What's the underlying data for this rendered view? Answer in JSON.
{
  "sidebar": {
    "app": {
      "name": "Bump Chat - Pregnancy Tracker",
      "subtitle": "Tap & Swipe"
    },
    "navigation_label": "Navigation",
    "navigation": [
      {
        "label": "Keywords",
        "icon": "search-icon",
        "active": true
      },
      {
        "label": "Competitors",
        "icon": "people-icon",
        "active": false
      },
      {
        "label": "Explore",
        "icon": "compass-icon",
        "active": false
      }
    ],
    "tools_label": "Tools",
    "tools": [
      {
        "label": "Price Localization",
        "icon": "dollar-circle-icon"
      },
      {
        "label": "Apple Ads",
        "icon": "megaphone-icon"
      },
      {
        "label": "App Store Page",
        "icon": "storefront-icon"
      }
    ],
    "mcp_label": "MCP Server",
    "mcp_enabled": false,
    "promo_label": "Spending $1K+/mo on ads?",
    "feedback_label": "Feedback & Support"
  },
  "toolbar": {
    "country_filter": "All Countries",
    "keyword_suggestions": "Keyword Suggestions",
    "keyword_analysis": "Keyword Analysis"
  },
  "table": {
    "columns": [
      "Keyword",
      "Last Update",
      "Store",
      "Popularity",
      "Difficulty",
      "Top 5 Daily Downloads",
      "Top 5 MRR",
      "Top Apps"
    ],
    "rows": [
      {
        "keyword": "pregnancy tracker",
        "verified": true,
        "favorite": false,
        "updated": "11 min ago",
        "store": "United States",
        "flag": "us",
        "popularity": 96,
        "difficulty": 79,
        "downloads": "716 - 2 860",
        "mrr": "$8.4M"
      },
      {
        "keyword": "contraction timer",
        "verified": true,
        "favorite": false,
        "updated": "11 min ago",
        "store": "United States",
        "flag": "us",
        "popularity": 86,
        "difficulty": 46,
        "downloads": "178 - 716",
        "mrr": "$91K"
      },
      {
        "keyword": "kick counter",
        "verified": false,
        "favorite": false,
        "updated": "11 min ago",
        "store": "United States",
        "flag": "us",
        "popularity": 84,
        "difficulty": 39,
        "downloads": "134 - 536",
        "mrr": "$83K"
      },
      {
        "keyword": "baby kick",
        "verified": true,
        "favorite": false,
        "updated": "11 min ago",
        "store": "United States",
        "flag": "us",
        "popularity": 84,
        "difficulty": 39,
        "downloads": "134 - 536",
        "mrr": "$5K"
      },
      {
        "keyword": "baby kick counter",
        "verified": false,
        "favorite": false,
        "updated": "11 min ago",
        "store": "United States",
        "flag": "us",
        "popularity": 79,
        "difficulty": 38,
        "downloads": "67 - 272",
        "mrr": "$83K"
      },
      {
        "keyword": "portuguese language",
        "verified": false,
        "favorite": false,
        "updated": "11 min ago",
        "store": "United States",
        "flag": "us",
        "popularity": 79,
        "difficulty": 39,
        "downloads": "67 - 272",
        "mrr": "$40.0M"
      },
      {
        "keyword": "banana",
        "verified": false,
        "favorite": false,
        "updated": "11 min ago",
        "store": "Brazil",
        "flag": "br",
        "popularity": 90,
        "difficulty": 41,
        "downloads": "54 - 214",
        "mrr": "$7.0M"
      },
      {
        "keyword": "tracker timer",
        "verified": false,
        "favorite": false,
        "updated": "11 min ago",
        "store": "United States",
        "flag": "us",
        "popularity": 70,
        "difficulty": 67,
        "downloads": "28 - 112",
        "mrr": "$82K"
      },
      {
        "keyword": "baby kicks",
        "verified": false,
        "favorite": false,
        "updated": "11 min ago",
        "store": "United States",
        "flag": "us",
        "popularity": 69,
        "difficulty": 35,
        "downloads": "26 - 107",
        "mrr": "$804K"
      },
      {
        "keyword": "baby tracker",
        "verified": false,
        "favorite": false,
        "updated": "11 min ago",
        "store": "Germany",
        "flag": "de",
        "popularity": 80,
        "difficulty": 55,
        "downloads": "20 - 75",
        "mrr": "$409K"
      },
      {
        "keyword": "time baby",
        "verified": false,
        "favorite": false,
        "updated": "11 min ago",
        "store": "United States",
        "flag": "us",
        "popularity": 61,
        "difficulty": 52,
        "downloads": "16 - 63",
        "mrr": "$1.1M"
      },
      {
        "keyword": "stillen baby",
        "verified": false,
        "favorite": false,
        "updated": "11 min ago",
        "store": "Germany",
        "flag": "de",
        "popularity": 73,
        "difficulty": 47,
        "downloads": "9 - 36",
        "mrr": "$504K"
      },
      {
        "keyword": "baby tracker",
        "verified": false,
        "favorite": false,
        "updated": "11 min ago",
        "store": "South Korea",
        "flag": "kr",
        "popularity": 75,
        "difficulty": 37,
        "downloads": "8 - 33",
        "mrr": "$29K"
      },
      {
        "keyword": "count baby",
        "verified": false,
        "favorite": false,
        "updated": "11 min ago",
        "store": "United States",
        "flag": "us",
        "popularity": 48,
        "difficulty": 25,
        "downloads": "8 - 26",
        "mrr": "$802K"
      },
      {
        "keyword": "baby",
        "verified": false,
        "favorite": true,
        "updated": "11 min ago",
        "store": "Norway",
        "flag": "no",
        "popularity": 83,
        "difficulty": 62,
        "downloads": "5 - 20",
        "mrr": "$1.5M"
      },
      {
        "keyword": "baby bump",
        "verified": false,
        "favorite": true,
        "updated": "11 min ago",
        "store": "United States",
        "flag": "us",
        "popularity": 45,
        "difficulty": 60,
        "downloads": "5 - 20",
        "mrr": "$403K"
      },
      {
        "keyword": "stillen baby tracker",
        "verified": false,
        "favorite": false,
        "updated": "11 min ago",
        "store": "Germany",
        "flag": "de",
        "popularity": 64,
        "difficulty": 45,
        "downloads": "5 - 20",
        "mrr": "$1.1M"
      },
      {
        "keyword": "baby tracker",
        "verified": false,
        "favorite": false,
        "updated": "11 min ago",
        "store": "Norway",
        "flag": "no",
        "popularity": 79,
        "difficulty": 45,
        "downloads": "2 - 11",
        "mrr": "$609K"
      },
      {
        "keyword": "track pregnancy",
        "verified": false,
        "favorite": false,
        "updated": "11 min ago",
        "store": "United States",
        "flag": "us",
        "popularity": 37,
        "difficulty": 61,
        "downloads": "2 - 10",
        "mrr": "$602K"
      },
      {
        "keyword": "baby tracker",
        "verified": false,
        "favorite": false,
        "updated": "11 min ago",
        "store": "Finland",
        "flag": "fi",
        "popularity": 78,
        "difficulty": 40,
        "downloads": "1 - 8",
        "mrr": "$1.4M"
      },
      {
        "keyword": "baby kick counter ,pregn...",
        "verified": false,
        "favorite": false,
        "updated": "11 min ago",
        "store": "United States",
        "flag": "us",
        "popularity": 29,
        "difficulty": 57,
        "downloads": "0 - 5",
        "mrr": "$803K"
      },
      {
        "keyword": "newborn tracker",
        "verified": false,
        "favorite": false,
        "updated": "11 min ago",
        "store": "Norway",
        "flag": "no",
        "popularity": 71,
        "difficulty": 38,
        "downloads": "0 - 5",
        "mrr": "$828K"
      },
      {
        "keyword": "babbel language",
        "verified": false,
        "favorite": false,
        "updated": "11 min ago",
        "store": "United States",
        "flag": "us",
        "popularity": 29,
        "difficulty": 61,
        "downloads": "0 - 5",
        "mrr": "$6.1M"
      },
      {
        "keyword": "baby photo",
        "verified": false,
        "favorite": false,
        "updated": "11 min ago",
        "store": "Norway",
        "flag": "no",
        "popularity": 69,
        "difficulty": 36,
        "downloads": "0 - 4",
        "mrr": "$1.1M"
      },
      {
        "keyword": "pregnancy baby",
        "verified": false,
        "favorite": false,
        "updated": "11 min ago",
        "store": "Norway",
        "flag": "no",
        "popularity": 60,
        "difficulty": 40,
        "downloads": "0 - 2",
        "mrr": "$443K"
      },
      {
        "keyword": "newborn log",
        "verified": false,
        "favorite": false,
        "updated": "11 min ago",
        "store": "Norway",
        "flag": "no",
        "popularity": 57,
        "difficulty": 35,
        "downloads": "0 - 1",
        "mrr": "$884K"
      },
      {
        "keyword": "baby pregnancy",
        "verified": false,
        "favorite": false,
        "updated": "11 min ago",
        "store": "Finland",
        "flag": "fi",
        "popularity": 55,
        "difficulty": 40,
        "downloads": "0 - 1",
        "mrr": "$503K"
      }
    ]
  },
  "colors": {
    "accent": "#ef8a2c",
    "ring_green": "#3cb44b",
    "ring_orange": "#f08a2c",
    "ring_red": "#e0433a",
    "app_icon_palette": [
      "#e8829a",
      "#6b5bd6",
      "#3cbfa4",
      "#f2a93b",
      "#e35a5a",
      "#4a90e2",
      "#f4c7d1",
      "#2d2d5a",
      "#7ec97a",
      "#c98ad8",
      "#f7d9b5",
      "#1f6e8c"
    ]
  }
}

□ □ □ □

* Requirement *
Among the entries above, how many lines hold the word "stillen"? Reply with only that number.

* Finished task *
2